* START *

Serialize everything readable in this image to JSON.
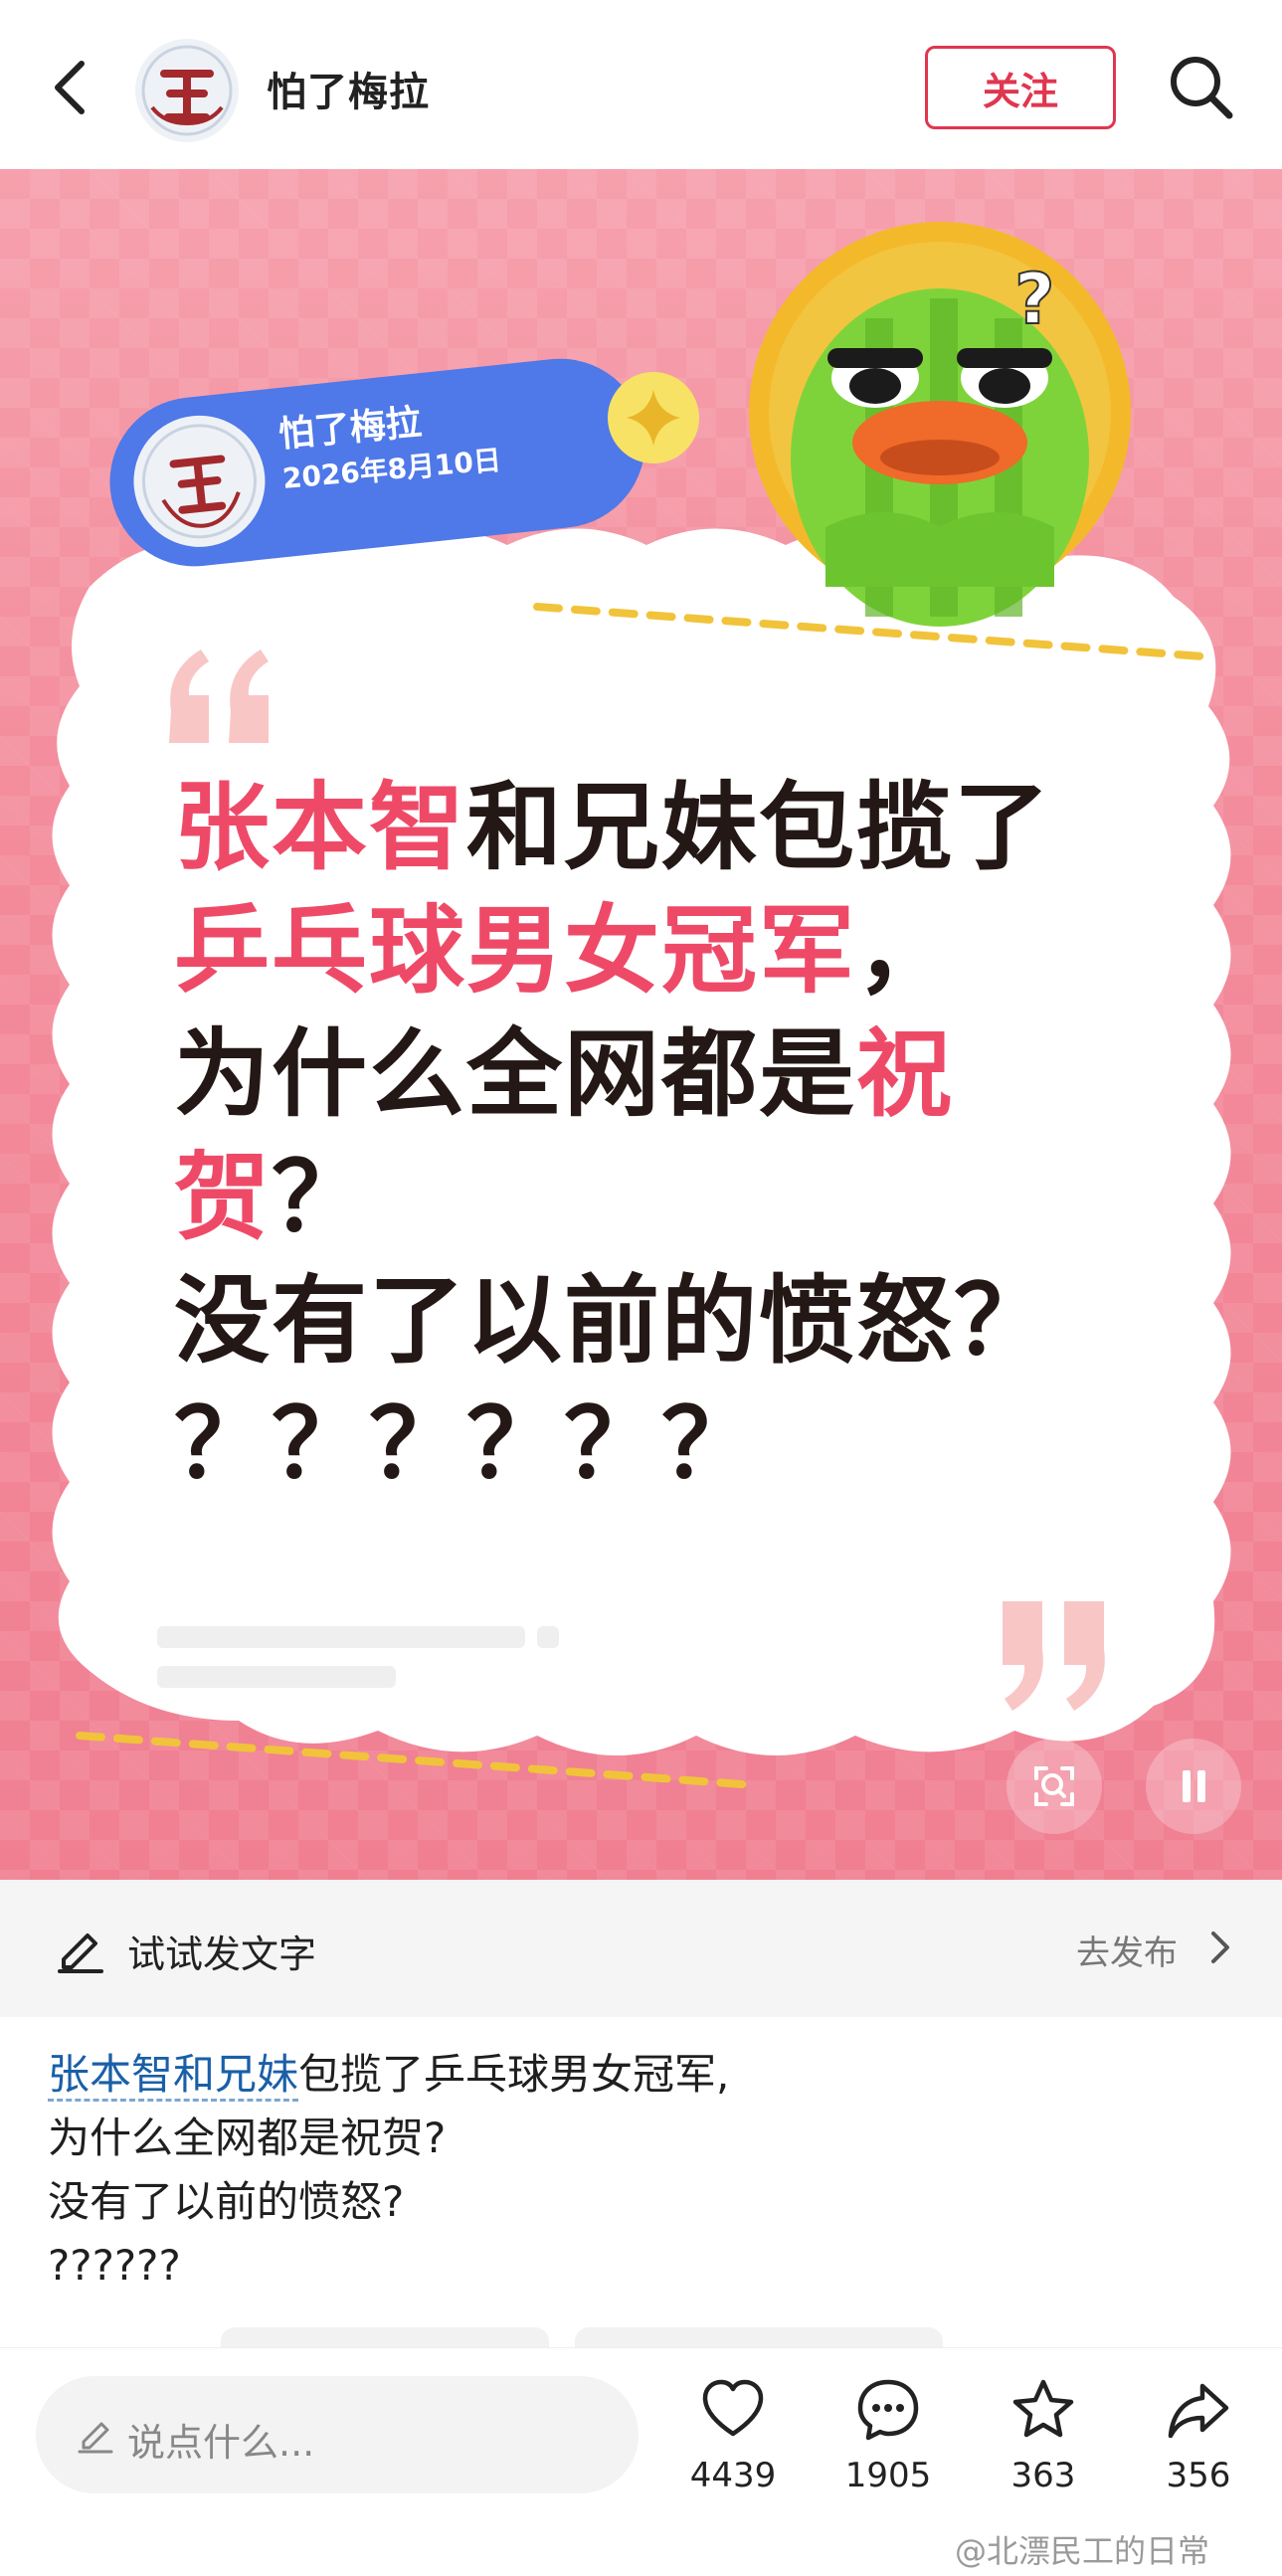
{
  "header": {
    "title": "怕了梅拉",
    "follow_label": "关注"
  },
  "card": {
    "pill_name": "怕了梅拉",
    "pill_date": "2026年8月10日",
    "lines": [
      [
        {
          "t": "张本智",
          "h": true
        },
        {
          "t": "和兄妹包揽了",
          "h": false
        }
      ],
      [
        {
          "t": "乒乓球男女冠军",
          "h": true
        },
        {
          "t": "，",
          "h": false
        }
      ],
      [
        {
          "t": "为什么全网都是",
          "h": false
        },
        {
          "t": "祝",
          "h": true
        }
      ],
      [
        {
          "t": "贺",
          "h": true
        },
        {
          "t": "？",
          "h": false
        }
      ],
      [
        {
          "t": "没有了以前的愤怒？",
          "h": false
        }
      ],
      [
        {
          "t": "？？？？？？",
          "h": false
        }
      ]
    ],
    "sticker_mark": "?"
  },
  "try_bar": {
    "label": "试试发文字",
    "publish_label": "去发布"
  },
  "post": {
    "link_text": "张本智和兄妹",
    "line1_rest": "包揽了乒乓球男女冠军,",
    "line2": "为什么全网都是祝贺?",
    "line3": "没有了以前的愤怒?",
    "line4": "??????"
  },
  "bottom_bar": {
    "comment_placeholder": "说点什么...",
    "likes": "4439",
    "comments": "1905",
    "favorites": "363",
    "shares": "356"
  },
  "watermark": "@北漂民工的日常",
  "colors": {
    "accent": "#e0364f",
    "highlight": "#ee4a68",
    "card_bg": "#f38b9b",
    "pill_blue": "#4f78e8",
    "link": "#1a5fa8"
  },
  "icons": [
    "back-arrow-icon",
    "search-icon",
    "sparkle-icon",
    "scan-icon",
    "pause-icon",
    "pencil-icon",
    "chevron-right-icon",
    "heart-icon",
    "comment-bubble-icon",
    "star-icon",
    "share-arrow-icon"
  ]
}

* END *

Skip the pictures, then retype every line above exactly.

Serialize everything readable in this image to JSON.
{
  "header": {
    "title": "怕了梅拉",
    "follow_label": "关注"
  },
  "card": {
    "pill_name": "怕了梅拉",
    "pill_date": "2026年8月10日",
    "lines": [
      [
        {
          "t": "张本智",
          "h": true
        },
        {
          "t": "和兄妹包揽了",
          "h": false
        }
      ],
      [
        {
          "t": "乒乓球男女冠军",
          "h": true
        },
        {
          "t": "，",
          "h": false
        }
      ],
      [
        {
          "t": "为什么全网都是",
          "h": false
        },
        {
          "t": "祝",
          "h": true
        }
      ],
      [
        {
          "t": "贺",
          "h": true
        },
        {
          "t": "？",
          "h": false
        }
      ],
      [
        {
          "t": "没有了以前的愤怒？",
          "h": false
        }
      ],
      [
        {
          "t": "？？？？？？",
          "h": false
        }
      ]
    ],
    "sticker_mark": "?"
  },
  "try_bar": {
    "label": "试试发文字",
    "publish_label": "去发布"
  },
  "post": {
    "link_text": "张本智和兄妹",
    "line1_rest": "包揽了乒乓球男女冠军,",
    "line2": "为什么全网都是祝贺?",
    "line3": "没有了以前的愤怒?",
    "line4": "??????"
  },
  "bottom_bar": {
    "comment_placeholder": "说点什么...",
    "likes": "4439",
    "comments": "1905",
    "favorites": "363",
    "shares": "356"
  },
  "watermark": "@北漂民工的日常",
  "colors": {
    "accent": "#e0364f",
    "highlight": "#ee4a68",
    "card_bg": "#f38b9b",
    "pill_blue": "#4f78e8",
    "link": "#1a5fa8"
  },
  "icons": [
    "back-arrow-icon",
    "search-icon",
    "sparkle-icon",
    "scan-icon",
    "pause-icon",
    "pencil-icon",
    "chevron-right-icon",
    "heart-icon",
    "comment-bubble-icon",
    "star-icon",
    "share-arrow-icon"
  ]
}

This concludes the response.